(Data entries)
************

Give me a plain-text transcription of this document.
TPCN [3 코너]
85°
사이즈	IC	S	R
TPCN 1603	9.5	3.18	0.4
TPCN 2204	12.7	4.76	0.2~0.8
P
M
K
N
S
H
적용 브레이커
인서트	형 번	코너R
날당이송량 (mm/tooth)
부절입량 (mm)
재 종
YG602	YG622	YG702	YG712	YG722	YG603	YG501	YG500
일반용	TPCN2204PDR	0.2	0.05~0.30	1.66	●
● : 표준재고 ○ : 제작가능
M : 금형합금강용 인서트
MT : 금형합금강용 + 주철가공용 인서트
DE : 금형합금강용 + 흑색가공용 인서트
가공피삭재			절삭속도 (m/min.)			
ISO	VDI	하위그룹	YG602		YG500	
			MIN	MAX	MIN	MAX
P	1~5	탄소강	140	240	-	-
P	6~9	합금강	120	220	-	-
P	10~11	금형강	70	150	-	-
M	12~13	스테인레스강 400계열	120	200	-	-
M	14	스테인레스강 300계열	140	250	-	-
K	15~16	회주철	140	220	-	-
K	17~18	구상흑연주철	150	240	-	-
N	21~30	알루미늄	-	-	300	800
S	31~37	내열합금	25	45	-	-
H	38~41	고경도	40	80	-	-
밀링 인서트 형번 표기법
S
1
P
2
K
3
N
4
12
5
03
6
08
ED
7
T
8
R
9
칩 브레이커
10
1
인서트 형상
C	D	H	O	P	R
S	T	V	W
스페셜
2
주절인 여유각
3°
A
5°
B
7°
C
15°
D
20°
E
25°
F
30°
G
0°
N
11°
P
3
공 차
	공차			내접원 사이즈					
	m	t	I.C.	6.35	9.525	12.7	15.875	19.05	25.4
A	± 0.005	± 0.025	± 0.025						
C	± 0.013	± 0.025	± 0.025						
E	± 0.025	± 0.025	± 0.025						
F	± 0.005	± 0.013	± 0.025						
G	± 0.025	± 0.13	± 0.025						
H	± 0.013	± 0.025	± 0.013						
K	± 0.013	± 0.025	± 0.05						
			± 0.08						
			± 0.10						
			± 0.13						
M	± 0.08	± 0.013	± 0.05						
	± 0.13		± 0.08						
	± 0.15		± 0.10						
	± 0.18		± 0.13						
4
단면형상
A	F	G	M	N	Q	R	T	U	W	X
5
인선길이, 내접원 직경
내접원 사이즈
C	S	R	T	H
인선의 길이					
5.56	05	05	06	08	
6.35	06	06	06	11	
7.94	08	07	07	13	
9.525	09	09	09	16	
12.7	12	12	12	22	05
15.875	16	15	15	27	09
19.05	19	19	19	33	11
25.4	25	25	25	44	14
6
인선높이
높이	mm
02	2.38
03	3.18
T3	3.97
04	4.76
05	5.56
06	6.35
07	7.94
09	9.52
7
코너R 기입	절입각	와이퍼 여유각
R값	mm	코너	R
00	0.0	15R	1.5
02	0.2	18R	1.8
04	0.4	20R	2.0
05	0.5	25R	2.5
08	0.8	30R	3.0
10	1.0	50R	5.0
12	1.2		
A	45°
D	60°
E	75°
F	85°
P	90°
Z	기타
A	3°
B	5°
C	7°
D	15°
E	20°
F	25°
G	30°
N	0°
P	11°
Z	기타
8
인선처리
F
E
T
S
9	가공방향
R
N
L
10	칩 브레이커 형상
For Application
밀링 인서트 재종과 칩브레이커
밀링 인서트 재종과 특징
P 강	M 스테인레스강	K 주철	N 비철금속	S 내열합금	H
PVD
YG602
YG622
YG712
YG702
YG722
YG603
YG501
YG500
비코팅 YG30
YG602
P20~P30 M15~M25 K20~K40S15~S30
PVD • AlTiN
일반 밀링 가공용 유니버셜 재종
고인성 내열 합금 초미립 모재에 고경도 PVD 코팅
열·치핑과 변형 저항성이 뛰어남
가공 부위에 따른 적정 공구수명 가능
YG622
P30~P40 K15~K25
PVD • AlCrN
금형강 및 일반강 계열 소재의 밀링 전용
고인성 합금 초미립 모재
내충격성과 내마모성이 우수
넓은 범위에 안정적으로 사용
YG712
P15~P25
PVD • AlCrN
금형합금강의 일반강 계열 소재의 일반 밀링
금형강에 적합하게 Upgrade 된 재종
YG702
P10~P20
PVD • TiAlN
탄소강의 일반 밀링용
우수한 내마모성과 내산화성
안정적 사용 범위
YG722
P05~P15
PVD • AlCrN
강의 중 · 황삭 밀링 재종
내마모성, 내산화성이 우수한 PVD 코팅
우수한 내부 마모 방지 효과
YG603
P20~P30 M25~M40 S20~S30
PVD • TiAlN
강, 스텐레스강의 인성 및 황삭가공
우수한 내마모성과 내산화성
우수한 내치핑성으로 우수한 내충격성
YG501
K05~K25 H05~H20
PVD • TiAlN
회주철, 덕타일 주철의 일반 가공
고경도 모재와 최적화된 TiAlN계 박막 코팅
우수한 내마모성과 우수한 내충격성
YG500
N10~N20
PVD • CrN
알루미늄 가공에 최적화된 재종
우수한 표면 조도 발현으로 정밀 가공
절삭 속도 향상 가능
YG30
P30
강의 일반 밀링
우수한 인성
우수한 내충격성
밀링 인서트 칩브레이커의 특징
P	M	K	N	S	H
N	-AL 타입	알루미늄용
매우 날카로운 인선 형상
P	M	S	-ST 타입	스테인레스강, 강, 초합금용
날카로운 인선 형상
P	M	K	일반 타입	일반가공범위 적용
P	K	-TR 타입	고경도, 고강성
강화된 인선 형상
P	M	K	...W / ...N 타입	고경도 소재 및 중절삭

************

== TASK OBJECTIVE ==
Every line containing the string "금형합금강용" must be listed.

== CORRECT RESULT ==
M : 금형합금강용 인서트
MT : 금형합금강용 + 주철가공용 인서트
DE : 금형합금강용 + 흑색가공용 인서트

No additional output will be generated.